══ Records shown ══

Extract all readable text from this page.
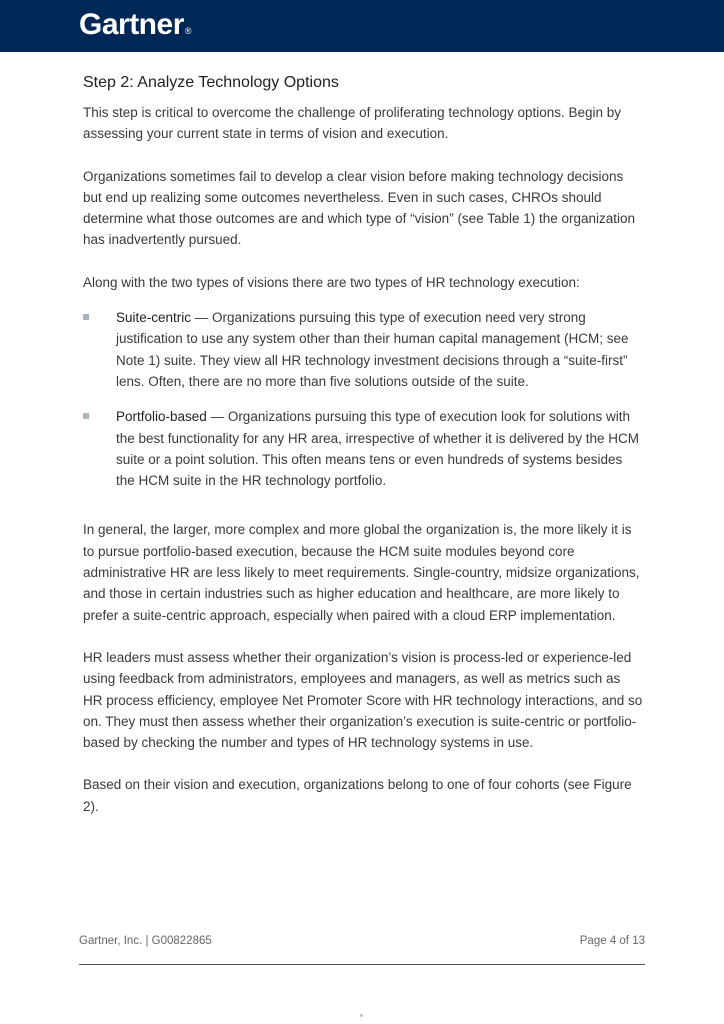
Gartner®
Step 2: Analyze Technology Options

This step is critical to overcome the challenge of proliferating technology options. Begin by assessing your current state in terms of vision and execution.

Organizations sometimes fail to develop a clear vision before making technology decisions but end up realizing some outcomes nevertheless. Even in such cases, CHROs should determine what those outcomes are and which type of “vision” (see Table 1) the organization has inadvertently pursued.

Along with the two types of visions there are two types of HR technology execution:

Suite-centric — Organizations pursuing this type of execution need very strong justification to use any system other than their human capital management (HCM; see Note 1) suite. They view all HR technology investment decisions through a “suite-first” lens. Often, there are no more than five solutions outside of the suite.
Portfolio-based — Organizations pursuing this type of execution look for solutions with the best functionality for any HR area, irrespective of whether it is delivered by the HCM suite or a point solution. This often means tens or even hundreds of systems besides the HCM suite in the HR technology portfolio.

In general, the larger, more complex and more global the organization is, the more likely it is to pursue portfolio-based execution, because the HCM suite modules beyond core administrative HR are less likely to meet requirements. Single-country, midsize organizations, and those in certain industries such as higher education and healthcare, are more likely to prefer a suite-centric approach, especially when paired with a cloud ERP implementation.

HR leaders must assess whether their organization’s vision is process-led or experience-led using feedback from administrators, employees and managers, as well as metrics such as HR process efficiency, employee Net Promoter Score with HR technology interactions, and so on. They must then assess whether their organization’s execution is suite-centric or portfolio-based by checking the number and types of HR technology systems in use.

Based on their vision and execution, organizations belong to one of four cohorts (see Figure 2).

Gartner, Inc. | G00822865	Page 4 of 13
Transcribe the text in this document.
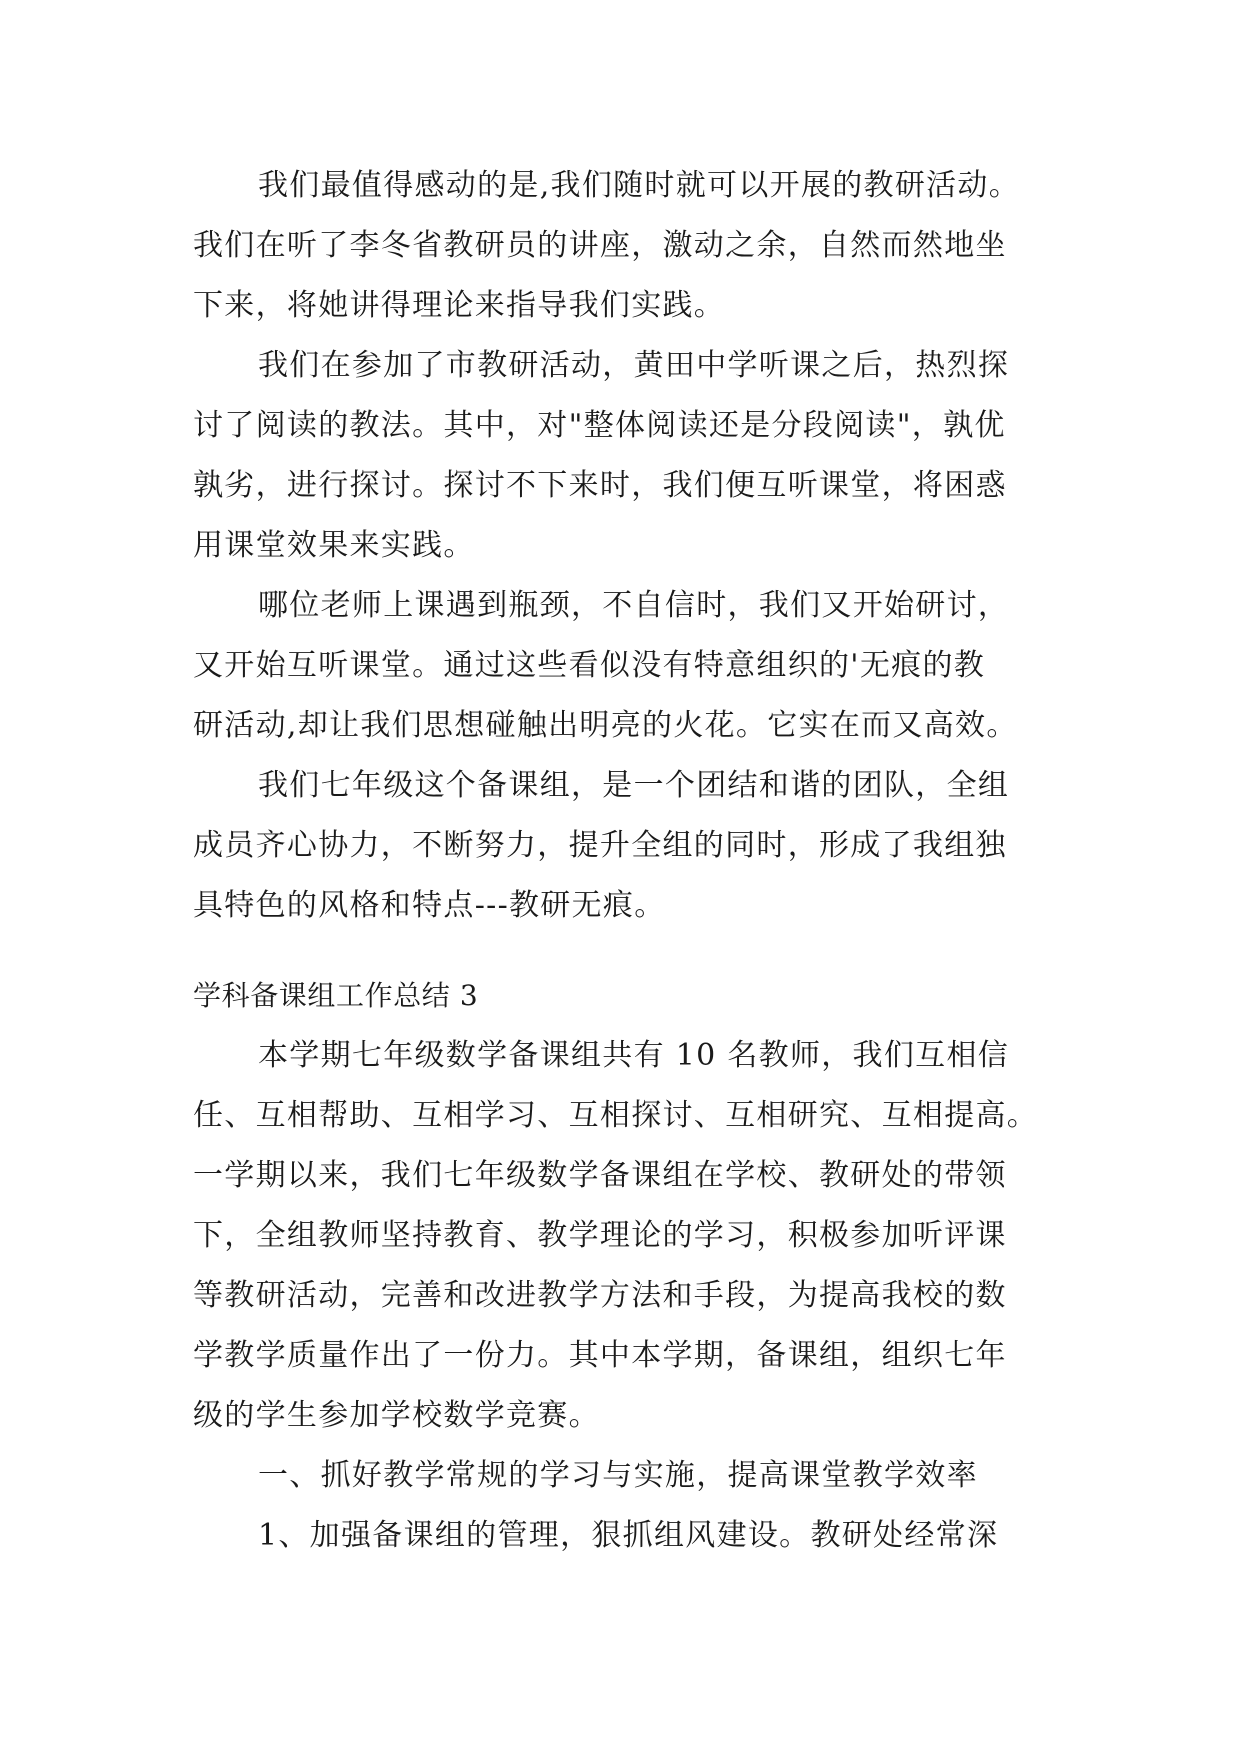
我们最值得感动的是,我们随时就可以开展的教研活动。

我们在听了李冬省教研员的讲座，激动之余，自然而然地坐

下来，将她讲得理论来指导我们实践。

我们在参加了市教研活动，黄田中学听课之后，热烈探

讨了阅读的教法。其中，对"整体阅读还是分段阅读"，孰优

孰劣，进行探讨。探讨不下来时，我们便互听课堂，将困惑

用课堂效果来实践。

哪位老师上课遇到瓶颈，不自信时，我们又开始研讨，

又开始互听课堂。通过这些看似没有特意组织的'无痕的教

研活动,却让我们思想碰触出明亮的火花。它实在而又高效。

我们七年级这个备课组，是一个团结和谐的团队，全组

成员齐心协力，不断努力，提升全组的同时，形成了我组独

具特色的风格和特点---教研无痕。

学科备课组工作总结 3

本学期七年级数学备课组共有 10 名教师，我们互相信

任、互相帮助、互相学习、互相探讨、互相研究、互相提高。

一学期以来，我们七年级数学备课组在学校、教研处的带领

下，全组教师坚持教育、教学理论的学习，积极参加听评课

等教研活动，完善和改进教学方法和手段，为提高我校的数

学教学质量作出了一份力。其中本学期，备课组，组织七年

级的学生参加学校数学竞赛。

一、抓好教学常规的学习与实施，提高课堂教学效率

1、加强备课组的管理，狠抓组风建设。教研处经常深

═══

Exercise directions: For each line of the entries that includes "centric", show that line.

Output of the exercise:
Suite-centric — Organizations pursuing this type of execution need very strong justification to use any system other than their human capital management (HCM; see Note 1) suite. They view all HR technology investment decisions through a “suite-first” lens. Often, there are no more than five solutions outside of the suite.
In general, the larger, more complex and more global the organization is, the more likely it is to pursue portfolio-based execution, because the HCM suite modules beyond core administrative HR are less likely to meet requirements. Single-country, midsize organizations, and those in certain industries such as higher education and healthcare, are more likely to prefer a suite-centric approach, especially when paired with a cloud ERP implementation.
HR leaders must assess whether their organization’s vision is process-led or experience-led using feedback from administrators, employees and managers, as well as metrics such as HR process efficiency, employee Net Promoter Score with HR technology interactions, and so on. They must then assess whether their organization’s execution is suite-centric or portfolio-based by checking the number and types of HR technology systems in use.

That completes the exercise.